_SHORT PROBLEM:_ In the material below, count the lines with the word "ophthalmology" and state that number only.

(Dataset entries)
======

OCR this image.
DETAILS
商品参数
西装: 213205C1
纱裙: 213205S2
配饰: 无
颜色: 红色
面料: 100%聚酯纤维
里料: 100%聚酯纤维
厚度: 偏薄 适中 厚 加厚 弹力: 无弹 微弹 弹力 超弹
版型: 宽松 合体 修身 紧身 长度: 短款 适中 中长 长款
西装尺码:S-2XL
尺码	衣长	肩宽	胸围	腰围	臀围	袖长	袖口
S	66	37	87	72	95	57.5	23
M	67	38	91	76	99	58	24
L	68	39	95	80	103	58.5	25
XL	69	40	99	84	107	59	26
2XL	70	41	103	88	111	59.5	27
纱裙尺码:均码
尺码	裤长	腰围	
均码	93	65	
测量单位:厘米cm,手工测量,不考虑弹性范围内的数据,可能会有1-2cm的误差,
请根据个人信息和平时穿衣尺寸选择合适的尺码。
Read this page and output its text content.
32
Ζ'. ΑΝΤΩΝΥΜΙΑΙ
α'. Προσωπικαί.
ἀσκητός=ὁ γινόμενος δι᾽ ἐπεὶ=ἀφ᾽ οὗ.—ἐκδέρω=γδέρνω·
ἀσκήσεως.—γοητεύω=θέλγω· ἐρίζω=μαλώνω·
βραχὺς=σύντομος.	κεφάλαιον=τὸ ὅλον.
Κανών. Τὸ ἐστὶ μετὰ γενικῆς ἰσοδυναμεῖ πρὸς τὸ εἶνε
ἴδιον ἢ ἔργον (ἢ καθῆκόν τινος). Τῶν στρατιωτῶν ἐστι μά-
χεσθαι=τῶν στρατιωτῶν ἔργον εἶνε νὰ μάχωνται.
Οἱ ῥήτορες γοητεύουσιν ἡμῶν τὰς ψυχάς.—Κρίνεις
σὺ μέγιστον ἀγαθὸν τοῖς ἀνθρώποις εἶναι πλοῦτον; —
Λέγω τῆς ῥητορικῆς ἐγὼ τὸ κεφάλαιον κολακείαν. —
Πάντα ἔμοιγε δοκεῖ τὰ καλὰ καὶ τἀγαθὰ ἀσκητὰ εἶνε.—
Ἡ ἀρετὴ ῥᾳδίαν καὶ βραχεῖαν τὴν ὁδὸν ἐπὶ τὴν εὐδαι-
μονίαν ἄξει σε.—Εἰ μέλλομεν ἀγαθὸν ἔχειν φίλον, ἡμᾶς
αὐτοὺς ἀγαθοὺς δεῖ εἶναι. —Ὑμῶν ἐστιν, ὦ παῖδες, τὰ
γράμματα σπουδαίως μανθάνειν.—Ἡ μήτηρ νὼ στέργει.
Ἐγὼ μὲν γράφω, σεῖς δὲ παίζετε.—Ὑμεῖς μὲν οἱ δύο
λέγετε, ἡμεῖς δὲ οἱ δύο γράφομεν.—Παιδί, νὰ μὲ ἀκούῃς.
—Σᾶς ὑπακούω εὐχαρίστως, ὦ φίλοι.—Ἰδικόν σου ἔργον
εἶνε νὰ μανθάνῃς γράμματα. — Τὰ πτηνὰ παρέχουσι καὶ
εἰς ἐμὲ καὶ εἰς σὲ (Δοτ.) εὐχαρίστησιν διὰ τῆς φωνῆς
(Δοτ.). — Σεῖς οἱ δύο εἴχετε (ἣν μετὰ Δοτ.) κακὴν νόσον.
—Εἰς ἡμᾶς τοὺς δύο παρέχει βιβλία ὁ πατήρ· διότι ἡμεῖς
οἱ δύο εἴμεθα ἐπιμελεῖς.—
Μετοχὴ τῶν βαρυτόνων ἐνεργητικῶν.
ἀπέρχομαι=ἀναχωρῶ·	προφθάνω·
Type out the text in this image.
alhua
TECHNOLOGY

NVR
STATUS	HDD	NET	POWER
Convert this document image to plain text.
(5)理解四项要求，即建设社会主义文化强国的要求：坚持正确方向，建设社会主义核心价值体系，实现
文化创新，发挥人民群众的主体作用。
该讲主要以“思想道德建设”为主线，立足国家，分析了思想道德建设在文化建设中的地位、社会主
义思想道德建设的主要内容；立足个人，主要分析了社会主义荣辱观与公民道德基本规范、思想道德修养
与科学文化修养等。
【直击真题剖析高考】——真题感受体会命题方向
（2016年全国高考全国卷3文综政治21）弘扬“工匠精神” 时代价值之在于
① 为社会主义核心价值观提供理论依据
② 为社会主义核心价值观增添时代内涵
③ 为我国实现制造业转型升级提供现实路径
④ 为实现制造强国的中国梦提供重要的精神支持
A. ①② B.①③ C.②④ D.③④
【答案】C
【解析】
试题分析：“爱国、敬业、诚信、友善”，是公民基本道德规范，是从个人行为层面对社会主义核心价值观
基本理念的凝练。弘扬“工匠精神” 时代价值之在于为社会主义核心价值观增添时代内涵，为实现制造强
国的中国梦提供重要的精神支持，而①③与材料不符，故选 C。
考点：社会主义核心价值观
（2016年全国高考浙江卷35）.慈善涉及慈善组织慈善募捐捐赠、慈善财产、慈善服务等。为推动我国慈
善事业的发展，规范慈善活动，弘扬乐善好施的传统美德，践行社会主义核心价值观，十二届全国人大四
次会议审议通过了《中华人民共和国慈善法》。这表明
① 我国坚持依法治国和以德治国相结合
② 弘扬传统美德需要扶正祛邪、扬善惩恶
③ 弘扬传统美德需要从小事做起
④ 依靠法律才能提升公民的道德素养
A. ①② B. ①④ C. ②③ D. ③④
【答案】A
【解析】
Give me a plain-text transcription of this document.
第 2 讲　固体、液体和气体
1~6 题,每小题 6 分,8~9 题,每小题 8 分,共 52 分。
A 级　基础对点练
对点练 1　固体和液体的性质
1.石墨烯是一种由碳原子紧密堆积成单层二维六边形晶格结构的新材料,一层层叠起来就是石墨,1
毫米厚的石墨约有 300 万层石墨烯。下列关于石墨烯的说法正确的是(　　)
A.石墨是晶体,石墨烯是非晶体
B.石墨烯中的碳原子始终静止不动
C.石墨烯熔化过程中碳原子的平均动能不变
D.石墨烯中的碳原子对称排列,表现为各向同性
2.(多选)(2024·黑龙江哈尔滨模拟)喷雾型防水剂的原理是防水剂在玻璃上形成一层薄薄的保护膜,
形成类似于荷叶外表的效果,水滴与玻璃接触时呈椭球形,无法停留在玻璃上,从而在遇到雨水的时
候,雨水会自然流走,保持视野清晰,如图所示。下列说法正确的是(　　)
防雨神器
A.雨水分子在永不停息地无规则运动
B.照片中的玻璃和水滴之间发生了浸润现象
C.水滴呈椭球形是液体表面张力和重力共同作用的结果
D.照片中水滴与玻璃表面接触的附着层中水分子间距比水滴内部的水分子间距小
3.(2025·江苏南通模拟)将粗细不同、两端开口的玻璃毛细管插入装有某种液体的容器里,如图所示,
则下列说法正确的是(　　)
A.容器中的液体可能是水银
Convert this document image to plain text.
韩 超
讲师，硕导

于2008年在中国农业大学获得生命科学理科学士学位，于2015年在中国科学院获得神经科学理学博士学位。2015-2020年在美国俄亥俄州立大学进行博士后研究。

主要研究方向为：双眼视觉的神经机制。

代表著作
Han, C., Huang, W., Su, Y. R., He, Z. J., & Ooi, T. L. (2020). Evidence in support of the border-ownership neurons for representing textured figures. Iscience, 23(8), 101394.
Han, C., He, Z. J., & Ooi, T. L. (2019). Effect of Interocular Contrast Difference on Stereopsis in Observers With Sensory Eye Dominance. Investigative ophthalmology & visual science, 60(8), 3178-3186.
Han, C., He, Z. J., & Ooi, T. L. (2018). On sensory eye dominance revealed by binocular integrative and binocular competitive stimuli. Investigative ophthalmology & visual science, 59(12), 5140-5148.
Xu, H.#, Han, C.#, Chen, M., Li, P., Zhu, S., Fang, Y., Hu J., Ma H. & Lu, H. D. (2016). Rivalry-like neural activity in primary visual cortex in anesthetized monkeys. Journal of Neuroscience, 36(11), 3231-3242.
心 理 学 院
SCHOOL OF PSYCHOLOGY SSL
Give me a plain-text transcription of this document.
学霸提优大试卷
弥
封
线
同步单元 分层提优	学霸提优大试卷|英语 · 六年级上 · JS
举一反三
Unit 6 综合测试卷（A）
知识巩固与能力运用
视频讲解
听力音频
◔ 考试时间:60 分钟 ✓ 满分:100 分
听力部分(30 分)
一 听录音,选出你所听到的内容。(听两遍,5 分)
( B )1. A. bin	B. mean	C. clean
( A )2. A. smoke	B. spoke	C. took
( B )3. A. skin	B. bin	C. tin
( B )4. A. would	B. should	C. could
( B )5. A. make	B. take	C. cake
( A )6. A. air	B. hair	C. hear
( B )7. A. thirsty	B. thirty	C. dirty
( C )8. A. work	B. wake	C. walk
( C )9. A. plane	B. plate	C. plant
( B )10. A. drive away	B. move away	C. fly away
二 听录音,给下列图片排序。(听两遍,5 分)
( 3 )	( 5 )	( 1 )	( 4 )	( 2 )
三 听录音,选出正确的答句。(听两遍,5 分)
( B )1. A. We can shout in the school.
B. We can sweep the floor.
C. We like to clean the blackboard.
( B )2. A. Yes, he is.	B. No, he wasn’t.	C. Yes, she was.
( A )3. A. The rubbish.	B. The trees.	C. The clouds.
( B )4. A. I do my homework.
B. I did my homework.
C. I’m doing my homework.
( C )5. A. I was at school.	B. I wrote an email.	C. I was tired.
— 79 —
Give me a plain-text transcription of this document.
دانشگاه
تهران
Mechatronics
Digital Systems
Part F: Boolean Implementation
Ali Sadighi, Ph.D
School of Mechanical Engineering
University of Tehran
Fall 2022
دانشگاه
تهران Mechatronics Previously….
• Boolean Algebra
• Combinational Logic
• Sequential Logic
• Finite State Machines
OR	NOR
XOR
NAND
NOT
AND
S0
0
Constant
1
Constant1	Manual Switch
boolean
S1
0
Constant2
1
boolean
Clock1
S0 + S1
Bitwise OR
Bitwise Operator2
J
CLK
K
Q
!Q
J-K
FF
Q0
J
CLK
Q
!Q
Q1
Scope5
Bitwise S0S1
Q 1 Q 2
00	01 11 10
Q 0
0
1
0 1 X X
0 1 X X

======

_CORRECT OUTPUT:_ 2